Data items:
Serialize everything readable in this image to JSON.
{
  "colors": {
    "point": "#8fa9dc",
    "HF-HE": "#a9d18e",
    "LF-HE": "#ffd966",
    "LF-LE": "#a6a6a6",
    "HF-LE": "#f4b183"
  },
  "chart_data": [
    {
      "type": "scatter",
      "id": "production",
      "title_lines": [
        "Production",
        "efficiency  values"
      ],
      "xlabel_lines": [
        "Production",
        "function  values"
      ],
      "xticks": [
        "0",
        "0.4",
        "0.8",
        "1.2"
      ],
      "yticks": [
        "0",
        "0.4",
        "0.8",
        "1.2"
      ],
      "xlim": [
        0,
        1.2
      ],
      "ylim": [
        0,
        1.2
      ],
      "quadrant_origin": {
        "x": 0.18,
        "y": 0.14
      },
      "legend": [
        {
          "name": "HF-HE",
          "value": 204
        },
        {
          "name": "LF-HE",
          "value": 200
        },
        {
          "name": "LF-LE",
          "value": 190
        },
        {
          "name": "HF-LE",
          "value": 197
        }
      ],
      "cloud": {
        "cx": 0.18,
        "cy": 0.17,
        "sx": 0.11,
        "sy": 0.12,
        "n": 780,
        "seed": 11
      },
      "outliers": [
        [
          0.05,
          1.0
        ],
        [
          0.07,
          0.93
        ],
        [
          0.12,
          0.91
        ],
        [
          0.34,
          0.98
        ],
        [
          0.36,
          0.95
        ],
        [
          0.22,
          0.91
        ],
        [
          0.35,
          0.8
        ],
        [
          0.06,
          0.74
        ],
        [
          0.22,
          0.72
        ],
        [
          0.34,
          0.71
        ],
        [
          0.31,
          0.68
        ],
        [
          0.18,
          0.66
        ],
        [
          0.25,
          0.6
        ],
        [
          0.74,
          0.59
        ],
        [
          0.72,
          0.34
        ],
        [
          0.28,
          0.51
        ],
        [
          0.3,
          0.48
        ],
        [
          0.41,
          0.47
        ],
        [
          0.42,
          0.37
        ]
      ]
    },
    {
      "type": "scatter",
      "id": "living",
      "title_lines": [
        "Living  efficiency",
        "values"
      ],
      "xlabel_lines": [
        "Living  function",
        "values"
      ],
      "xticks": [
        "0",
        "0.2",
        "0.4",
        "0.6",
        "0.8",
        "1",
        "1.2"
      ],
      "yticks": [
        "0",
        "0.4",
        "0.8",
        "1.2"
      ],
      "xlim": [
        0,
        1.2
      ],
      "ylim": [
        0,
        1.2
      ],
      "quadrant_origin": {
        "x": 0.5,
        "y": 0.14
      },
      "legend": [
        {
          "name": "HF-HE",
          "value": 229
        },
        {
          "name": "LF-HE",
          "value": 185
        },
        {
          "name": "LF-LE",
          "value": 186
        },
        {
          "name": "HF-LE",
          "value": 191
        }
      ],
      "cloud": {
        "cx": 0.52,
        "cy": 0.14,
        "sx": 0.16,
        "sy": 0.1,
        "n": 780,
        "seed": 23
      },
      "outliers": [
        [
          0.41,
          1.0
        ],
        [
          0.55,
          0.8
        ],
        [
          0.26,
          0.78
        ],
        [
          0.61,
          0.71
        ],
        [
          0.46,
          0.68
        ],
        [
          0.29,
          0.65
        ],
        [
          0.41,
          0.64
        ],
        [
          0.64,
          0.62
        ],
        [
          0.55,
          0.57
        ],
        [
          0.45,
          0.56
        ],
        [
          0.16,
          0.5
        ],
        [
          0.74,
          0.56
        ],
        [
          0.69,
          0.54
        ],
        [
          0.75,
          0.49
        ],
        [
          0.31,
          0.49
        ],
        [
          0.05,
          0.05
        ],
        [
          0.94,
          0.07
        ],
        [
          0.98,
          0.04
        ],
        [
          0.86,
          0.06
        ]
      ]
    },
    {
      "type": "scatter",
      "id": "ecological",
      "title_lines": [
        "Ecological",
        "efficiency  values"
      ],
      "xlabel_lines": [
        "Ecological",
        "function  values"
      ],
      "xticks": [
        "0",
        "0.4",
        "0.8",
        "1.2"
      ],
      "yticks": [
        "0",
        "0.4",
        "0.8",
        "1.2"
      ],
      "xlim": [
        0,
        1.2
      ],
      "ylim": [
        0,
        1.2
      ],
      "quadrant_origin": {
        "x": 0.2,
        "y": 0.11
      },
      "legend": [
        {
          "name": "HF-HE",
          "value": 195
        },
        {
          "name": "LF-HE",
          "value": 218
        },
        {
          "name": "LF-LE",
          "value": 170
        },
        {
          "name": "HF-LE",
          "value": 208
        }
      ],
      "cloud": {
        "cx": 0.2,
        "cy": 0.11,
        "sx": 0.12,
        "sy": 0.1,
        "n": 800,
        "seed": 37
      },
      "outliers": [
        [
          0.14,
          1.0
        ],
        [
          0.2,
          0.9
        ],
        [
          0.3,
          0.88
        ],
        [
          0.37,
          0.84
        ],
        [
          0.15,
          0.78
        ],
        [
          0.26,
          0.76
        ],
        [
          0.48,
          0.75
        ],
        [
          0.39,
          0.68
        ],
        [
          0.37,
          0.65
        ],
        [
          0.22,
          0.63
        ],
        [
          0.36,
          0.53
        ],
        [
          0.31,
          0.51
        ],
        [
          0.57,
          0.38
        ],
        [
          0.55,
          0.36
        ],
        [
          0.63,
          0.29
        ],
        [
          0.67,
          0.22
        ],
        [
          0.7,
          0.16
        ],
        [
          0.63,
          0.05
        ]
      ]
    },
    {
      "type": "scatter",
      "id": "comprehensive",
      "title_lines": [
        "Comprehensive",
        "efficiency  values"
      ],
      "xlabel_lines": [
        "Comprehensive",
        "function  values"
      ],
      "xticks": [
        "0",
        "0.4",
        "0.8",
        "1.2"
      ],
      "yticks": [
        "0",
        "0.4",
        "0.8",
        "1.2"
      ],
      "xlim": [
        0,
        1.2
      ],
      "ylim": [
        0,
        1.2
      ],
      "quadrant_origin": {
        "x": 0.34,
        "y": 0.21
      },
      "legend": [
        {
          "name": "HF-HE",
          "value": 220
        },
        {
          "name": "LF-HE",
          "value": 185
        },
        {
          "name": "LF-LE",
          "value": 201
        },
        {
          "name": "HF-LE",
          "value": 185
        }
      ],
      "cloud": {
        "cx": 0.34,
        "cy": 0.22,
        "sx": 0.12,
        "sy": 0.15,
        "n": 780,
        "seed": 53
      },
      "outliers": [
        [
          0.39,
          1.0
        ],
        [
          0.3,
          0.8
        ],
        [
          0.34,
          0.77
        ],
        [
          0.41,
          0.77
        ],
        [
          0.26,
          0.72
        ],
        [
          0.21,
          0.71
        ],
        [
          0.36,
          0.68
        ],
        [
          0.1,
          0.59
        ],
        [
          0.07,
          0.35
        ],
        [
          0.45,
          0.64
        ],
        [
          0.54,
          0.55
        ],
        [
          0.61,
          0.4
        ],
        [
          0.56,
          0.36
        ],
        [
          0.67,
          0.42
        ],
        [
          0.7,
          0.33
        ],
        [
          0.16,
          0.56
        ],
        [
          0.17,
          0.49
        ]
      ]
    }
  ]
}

Problem statement: Quote every record above exactly.

Expected output:
Serialize everything readable in this image to JSON.
{
  "colors": {
    "point": "#8fa9dc",
    "HF-HE": "#a9d18e",
    "LF-HE": "#ffd966",
    "LF-LE": "#a6a6a6",
    "HF-LE": "#f4b183"
  },
  "chart_data": [
    {
      "type": "scatter",
      "id": "production",
      "title_lines": [
        "Production",
        "efficiency  values"
      ],
      "xlabel_lines": [
        "Production",
        "function  values"
      ],
      "xticks": [
        "0",
        "0.4",
        "0.8",
        "1.2"
      ],
      "yticks": [
        "0",
        "0.4",
        "0.8",
        "1.2"
      ],
      "xlim": [
        0,
        1.2
      ],
      "ylim": [
        0,
        1.2
      ],
      "quadrant_origin": {
        "x": 0.18,
        "y": 0.14
      },
      "legend": [
        {
          "name": "HF-HE",
          "value": 204
        },
        {
          "name": "LF-HE",
          "value": 200
        },
        {
          "name": "LF-LE",
          "value": 190
        },
        {
          "name": "HF-LE",
          "value": 197
        }
      ],
      "cloud": {
        "cx": 0.18,
        "cy": 0.17,
        "sx": 0.11,
        "sy": 0.12,
        "n": 780,
        "seed": 11
      },
      "outliers": [
        [
          0.05,
          1.0
        ],
        [
          0.07,
          0.93
        ],
        [
          0.12,
          0.91
        ],
        [
          0.34,
          0.98
        ],
        [
          0.36,
          0.95
        ],
        [
          0.22,
          0.91
        ],
        [
          0.35,
          0.8
        ],
        [
          0.06,
          0.74
        ],
        [
          0.22,
          0.72
        ],
        [
          0.34,
          0.71
        ],
        [
          0.31,
          0.68
        ],
        [
          0.18,
          0.66
        ],
        [
          0.25,
          0.6
        ],
        [
          0.74,
          0.59
        ],
        [
          0.72,
          0.34
        ],
        [
          0.28,
          0.51
        ],
        [
          0.3,
          0.48
        ],
        [
          0.41,
          0.47
        ],
        [
          0.42,
          0.37
        ]
      ]
    },
    {
      "type": "scatter",
      "id": "living",
      "title_lines": [
        "Living  efficiency",
        "values"
      ],
      "xlabel_lines": [
        "Living  function",
        "values"
      ],
      "xticks": [
        "0",
        "0.2",
        "0.4",
        "0.6",
        "0.8",
        "1",
        "1.2"
      ],
      "yticks": [
        "0",
        "0.4",
        "0.8",
        "1.2"
      ],
      "xlim": [
        0,
        1.2
      ],
      "ylim": [
        0,
        1.2
      ],
      "quadrant_origin": {
        "x": 0.5,
        "y": 0.14
      },
      "legend": [
        {
          "name": "HF-HE",
          "value": 229
        },
        {
          "name": "LF-HE",
          "value": 185
        },
        {
          "name": "LF-LE",
          "value": 186
        },
        {
          "name": "HF-LE",
          "value": 191
        }
      ],
      "cloud": {
        "cx": 0.52,
        "cy": 0.14,
        "sx": 0.16,
        "sy": 0.1,
        "n": 780,
        "seed": 23
      },
      "outliers": [
        [
          0.41,
          1.0
        ],
        [
          0.55,
          0.8
        ],
        [
          0.26,
          0.78
        ],
        [
          0.61,
          0.71
        ],
        [
          0.46,
          0.68
        ],
        [
          0.29,
          0.65
        ],
        [
          0.41,
          0.64
        ],
        [
          0.64,
          0.62
        ],
        [
          0.55,
          0.57
        ],
        [
          0.45,
          0.56
        ],
        [
          0.16,
          0.5
        ],
        [
          0.74,
          0.56
        ],
        [
          0.69,
          0.54
        ],
        [
          0.75,
          0.49
        ],
        [
          0.31,
          0.49
        ],
        [
          0.05,
          0.05
        ],
        [
          0.94,
          0.07
        ],
        [
          0.98,
          0.04
        ],
        [
          0.86,
          0.06
        ]
      ]
    },
    {
      "type": "scatter",
      "id": "ecological",
      "title_lines": [
        "Ecological",
        "efficiency  values"
      ],
      "xlabel_lines": [
        "Ecological",
        "function  values"
      ],
      "xticks": [
        "0",
        "0.4",
        "0.8",
        "1.2"
      ],
      "yticks": [
        "0",
        "0.4",
        "0.8",
        "1.2"
      ],
      "xlim": [
        0,
        1.2
      ],
      "ylim": [
        0,
        1.2
      ],
      "quadrant_origin": {
        "x": 0.2,
        "y": 0.11
      },
      "legend": [
        {
          "name": "HF-HE",
          "value": 195
        },
        {
          "name": "LF-HE",
          "value": 218
        },
        {
          "name": "LF-LE",
          "value": 170
        },
        {
          "name": "HF-LE",
          "value": 208
        }
      ],
      "cloud": {
        "cx": 0.2,
        "cy": 0.11,
        "sx": 0.12,
        "sy": 0.1,
        "n": 800,
        "seed": 37
      },
      "outliers": [
        [
          0.14,
          1.0
        ],
        [
          0.2,
          0.9
        ],
        [
          0.3,
          0.88
        ],
        [
          0.37,
          0.84
        ],
        [
          0.15,
          0.78
        ],
        [
          0.26,
          0.76
        ],
        [
          0.48,
          0.75
        ],
        [
          0.39,
          0.68
        ],
        [
          0.37,
          0.65
        ],
        [
          0.22,
          0.63
        ],
        [
          0.36,
          0.53
        ],
        [
          0.31,
          0.51
        ],
        [
          0.57,
          0.38
        ],
        [
          0.55,
          0.36
        ],
        [
          0.63,
          0.29
        ],
        [
          0.67,
          0.22
        ],
        [
          0.7,
          0.16
        ],
        [
          0.63,
          0.05
        ]
      ]
    },
    {
      "type": "scatter",
      "id": "comprehensive",
      "title_lines": [
        "Comprehensive",
        "efficiency  values"
      ],
      "xlabel_lines": [
        "Comprehensive",
        "function  values"
      ],
      "xticks": [
        "0",
        "0.4",
        "0.8",
        "1.2"
      ],
      "yticks": [
        "0",
        "0.4",
        "0.8",
        "1.2"
      ],
      "xlim": [
        0,
        1.2
      ],
      "ylim": [
        0,
        1.2
      ],
      "quadrant_origin": {
        "x": 0.34,
        "y": 0.21
      },
      "legend": [
        {
          "name": "HF-HE",
          "value": 220
        },
        {
          "name": "LF-HE",
          "value": 185
        },
        {
          "name": "LF-LE",
          "value": 201
        },
        {
          "name": "HF-LE",
          "value": 185
        }
      ],
      "cloud": {
        "cx": 0.34,
        "cy": 0.22,
        "sx": 0.12,
        "sy": 0.15,
        "n": 780,
        "seed": 53
      },
      "outliers": [
        [
          0.39,
          1.0
        ],
        [
          0.3,
          0.8
        ],
        [
          0.34,
          0.77
        ],
        [
          0.41,
          0.77
        ],
        [
          0.26,
          0.72
        ],
        [
          0.21,
          0.71
        ],
        [
          0.36,
          0.68
        ],
        [
          0.1,
          0.59
        ],
        [
          0.07,
          0.35
        ],
        [
          0.45,
          0.64
        ],
        [
          0.54,
          0.55
        ],
        [
          0.61,
          0.4
        ],
        [
          0.56,
          0.36
        ],
        [
          0.67,
          0.42
        ],
        [
          0.7,
          0.33
        ],
        [
          0.16,
          0.56
        ],
        [
          0.17,
          0.49
        ]
      ]
    }
  ]
}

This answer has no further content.